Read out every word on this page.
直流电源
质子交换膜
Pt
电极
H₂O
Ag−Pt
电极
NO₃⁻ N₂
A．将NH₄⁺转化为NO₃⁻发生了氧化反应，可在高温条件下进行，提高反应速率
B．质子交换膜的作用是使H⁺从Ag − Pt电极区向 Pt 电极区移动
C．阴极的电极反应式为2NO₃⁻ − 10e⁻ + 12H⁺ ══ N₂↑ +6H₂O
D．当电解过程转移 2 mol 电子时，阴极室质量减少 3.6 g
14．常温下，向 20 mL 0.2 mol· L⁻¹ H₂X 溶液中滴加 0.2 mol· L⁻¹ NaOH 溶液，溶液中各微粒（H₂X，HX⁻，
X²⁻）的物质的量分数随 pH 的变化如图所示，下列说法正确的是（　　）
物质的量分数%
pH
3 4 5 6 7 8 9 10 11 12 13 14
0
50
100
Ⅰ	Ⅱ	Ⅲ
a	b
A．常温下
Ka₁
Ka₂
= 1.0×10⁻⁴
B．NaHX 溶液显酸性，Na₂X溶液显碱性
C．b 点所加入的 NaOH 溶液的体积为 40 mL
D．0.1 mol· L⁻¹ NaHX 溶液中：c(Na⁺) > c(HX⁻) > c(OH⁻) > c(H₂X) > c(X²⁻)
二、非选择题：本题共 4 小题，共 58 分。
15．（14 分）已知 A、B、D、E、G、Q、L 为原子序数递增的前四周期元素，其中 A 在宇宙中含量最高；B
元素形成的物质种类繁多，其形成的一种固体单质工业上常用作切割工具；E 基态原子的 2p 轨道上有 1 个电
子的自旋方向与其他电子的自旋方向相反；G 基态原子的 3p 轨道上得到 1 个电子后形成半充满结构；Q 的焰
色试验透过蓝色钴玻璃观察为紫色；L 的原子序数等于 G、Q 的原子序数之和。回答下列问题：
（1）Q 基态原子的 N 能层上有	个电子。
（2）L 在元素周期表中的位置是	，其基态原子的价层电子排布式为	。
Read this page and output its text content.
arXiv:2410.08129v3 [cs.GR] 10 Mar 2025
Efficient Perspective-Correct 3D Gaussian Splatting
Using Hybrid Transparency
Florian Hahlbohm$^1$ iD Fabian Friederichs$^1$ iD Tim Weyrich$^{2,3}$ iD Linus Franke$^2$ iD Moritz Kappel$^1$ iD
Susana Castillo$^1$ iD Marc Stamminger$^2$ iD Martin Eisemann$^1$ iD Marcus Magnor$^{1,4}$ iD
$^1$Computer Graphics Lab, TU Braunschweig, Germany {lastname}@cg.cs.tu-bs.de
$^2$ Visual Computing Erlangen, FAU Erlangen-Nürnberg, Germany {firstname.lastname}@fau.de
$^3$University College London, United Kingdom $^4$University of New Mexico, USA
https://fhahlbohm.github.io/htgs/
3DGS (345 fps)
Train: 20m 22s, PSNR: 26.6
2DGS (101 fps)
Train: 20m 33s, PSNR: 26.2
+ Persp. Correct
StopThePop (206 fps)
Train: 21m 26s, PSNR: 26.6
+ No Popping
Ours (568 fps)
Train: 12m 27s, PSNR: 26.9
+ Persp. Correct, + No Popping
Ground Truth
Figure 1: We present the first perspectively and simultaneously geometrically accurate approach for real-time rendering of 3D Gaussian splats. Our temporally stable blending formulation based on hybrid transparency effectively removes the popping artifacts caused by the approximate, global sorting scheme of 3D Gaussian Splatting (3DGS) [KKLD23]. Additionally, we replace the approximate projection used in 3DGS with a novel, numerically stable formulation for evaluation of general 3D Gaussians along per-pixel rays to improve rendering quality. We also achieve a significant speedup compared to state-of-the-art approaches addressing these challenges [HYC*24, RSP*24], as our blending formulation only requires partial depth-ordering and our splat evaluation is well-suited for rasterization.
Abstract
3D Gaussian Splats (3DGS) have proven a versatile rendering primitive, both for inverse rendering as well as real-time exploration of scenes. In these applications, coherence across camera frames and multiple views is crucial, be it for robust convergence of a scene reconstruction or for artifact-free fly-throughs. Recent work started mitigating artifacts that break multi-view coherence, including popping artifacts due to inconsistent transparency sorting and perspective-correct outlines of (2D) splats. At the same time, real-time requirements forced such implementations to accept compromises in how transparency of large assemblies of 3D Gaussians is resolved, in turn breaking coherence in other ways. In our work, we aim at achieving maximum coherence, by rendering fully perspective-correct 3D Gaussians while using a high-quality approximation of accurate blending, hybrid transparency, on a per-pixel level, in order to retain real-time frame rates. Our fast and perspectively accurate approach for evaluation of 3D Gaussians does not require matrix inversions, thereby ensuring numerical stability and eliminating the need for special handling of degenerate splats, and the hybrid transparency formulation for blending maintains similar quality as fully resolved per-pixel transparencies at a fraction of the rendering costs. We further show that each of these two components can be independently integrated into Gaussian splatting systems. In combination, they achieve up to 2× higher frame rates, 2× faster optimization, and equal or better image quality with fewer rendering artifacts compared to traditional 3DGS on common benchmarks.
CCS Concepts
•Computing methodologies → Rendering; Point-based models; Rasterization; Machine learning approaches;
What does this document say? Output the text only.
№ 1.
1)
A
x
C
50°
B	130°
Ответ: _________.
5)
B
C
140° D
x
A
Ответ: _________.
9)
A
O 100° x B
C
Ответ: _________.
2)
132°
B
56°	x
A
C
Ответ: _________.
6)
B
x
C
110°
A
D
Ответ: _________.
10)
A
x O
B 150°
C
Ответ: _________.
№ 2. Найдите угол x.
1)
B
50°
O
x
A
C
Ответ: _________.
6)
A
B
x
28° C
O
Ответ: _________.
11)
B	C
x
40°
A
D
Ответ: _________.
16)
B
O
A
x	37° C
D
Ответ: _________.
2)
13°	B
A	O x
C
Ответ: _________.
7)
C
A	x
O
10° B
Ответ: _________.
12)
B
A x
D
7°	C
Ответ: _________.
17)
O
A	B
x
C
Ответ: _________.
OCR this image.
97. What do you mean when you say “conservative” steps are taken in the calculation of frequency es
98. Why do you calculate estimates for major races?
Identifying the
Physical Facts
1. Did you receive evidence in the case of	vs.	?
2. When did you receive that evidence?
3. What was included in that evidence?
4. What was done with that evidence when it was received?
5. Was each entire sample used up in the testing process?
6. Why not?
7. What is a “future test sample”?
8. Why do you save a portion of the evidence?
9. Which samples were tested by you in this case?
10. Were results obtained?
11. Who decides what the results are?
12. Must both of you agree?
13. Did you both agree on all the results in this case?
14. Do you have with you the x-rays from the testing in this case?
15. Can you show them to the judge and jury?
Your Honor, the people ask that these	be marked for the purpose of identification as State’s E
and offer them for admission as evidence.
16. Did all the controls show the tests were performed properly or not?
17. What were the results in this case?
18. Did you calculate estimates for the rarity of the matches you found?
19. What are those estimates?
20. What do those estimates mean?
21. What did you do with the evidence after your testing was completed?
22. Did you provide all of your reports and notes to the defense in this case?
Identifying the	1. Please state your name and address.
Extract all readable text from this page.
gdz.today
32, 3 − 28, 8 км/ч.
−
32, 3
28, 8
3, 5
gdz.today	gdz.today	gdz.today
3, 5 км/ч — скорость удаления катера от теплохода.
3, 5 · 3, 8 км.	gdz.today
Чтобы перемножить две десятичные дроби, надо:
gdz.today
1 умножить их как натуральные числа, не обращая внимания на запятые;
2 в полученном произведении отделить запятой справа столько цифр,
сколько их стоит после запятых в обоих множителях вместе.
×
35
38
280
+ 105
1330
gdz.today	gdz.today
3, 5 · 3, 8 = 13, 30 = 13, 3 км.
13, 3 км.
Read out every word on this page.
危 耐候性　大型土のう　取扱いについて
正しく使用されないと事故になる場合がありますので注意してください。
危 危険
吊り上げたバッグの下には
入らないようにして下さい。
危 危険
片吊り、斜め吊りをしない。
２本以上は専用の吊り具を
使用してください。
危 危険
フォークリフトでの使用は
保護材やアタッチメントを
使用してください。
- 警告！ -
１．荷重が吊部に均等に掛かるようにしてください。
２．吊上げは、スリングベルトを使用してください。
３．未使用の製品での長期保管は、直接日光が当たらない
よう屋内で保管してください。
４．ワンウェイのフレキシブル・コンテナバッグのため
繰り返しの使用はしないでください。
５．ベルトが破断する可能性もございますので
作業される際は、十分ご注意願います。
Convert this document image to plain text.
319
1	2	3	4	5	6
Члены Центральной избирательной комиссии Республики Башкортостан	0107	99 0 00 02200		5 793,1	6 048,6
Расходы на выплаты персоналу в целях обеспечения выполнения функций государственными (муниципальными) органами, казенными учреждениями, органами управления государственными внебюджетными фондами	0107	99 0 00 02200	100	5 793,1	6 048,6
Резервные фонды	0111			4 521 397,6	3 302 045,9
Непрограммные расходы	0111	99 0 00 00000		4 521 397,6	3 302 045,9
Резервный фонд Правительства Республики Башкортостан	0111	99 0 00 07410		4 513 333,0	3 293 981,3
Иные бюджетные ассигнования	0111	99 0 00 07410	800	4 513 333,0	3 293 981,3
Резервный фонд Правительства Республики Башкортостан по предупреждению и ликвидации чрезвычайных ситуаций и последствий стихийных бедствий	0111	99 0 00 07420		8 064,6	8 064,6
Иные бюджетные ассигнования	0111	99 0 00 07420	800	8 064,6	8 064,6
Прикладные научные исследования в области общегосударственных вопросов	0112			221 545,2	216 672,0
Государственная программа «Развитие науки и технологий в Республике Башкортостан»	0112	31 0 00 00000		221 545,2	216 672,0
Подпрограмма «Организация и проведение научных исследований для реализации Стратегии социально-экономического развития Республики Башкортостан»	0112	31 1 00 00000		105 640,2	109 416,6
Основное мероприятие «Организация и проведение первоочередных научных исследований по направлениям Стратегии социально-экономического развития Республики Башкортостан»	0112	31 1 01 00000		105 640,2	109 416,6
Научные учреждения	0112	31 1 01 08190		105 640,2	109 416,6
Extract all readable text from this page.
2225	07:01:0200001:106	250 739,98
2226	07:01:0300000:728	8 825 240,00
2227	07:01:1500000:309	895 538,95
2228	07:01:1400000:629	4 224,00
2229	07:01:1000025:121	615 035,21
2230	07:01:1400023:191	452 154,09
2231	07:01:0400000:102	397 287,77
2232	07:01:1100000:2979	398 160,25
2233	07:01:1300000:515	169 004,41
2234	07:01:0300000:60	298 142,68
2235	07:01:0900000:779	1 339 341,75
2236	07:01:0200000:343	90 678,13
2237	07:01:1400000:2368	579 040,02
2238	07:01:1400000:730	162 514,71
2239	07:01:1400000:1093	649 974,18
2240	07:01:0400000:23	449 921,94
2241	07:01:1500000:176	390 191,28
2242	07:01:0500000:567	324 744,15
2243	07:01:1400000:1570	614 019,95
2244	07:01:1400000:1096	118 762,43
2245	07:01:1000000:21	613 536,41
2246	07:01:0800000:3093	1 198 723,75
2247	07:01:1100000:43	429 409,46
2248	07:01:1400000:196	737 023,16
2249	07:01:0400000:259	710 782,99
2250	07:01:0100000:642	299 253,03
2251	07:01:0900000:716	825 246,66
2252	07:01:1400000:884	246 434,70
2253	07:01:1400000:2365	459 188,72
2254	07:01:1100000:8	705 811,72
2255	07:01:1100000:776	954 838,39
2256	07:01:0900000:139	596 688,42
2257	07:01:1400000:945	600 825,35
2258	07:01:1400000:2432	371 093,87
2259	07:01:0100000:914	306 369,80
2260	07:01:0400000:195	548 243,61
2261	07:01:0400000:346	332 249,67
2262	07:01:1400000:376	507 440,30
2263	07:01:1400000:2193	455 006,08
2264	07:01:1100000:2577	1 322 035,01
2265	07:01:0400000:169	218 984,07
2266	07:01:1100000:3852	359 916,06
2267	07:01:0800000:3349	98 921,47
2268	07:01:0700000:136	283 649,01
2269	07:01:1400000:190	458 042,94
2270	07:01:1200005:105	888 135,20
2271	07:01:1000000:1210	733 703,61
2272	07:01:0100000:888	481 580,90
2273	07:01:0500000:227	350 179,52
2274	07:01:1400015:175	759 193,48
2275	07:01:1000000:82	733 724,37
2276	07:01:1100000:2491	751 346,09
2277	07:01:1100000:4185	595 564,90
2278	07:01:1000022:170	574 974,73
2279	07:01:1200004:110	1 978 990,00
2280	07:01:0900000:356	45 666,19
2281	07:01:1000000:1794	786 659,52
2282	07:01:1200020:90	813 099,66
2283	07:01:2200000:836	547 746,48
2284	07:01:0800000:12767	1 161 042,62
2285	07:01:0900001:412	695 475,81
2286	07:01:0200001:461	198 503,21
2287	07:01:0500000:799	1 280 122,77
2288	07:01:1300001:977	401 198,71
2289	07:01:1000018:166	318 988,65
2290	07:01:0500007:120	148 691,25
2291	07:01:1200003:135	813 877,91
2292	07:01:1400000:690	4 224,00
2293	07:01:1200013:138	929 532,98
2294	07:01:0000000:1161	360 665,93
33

▶ _YOUR INSTRUCTIONS_:
Select every line where the word "case" occurs.

▶ _FULL RESPONSE_:
1. Did you receive evidence in the case of	vs.	?
9. Which samples were tested by you in this case?
13. Did you both agree on all the results in this case?
14. Do you have with you the x-rays from the testing in this case?
17. What were the results in this case?
22. Did you provide all of your reports and notes to the defense in this case?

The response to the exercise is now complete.